Figure record extracts

******************************

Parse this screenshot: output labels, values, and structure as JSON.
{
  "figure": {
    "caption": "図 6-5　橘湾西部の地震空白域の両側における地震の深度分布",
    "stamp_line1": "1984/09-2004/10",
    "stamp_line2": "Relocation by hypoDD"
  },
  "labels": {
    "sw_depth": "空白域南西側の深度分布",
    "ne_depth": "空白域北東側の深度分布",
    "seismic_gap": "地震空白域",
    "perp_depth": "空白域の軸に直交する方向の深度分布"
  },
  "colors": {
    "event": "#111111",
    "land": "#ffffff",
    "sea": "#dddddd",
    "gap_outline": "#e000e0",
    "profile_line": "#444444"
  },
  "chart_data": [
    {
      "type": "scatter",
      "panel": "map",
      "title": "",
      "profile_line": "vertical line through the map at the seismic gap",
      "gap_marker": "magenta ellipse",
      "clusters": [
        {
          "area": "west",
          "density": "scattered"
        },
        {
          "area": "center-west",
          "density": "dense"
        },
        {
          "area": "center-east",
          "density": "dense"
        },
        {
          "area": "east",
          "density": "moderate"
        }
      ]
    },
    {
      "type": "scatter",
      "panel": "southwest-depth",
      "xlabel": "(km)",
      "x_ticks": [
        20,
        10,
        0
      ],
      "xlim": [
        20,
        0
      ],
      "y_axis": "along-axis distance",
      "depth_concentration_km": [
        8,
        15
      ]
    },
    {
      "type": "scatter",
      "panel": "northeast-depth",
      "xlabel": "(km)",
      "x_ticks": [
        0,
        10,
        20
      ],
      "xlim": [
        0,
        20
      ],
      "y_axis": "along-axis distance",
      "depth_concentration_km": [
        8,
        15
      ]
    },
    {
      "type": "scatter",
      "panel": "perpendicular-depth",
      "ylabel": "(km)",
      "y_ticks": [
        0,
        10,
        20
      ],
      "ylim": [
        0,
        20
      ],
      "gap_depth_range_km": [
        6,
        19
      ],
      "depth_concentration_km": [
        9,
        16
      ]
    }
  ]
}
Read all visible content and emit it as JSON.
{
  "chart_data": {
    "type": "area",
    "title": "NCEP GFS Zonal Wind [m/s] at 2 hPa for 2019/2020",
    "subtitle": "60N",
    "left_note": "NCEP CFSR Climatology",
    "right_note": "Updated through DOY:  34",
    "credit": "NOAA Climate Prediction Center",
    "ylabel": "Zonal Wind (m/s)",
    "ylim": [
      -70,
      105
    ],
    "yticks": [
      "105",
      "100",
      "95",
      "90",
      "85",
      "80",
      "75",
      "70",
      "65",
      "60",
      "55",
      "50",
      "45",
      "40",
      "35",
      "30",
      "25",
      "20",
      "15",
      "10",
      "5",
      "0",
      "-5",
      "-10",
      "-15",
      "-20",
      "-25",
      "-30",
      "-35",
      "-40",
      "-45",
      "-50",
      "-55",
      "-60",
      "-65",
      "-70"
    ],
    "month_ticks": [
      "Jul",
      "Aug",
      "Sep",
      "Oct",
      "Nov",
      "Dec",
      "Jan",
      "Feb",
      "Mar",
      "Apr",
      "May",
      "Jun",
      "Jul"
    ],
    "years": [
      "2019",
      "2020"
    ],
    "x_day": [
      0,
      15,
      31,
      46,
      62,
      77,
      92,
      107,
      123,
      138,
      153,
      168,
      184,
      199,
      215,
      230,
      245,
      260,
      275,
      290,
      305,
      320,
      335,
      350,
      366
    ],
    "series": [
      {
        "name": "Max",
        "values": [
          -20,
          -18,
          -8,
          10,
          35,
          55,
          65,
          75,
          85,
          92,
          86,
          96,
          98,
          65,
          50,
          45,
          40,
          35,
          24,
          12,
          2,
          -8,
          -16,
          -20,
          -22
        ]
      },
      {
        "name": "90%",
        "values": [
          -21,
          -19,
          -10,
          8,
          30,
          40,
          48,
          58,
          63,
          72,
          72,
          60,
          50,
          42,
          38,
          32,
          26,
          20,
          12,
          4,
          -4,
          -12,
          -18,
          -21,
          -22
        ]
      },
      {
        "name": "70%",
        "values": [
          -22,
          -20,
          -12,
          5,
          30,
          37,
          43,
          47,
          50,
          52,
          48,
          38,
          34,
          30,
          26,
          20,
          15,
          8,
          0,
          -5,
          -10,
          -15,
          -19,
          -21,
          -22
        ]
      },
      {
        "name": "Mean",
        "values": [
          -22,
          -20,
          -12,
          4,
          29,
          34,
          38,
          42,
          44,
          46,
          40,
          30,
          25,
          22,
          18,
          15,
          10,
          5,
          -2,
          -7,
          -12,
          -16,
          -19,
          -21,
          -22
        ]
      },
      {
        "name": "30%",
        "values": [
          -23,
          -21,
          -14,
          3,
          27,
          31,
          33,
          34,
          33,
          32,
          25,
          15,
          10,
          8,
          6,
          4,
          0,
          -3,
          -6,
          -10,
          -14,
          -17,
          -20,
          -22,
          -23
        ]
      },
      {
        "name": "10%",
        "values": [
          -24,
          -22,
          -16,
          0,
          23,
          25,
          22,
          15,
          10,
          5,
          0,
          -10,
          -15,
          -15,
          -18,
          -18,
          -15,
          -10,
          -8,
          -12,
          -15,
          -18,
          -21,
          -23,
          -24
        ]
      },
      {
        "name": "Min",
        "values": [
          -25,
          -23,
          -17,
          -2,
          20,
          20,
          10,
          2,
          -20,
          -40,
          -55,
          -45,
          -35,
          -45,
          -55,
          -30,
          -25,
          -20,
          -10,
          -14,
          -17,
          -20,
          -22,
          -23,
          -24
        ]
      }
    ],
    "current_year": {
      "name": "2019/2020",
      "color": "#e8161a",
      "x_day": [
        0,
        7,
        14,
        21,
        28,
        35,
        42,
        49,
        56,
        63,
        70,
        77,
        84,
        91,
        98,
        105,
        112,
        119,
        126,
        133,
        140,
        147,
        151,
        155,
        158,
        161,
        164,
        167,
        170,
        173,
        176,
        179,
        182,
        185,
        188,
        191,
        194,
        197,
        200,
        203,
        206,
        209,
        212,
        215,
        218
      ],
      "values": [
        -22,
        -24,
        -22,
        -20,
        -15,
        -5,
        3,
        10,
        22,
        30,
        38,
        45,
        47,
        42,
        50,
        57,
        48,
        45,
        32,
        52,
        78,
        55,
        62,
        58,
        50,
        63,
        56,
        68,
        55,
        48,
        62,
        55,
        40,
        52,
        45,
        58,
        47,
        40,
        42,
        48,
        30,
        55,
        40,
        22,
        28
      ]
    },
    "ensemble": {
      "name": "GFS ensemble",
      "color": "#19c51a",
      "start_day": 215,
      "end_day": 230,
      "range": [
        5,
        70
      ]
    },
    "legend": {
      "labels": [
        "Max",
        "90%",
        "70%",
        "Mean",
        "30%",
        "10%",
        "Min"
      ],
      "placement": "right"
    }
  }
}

******************************

* **REQUEST**
Track down all lines above with the string "density" and copy them.

* **SOLVED PROBLEM**
          "density": "scattered"
          "density": "dense"
          "density": "dense"
          "density": "moderate"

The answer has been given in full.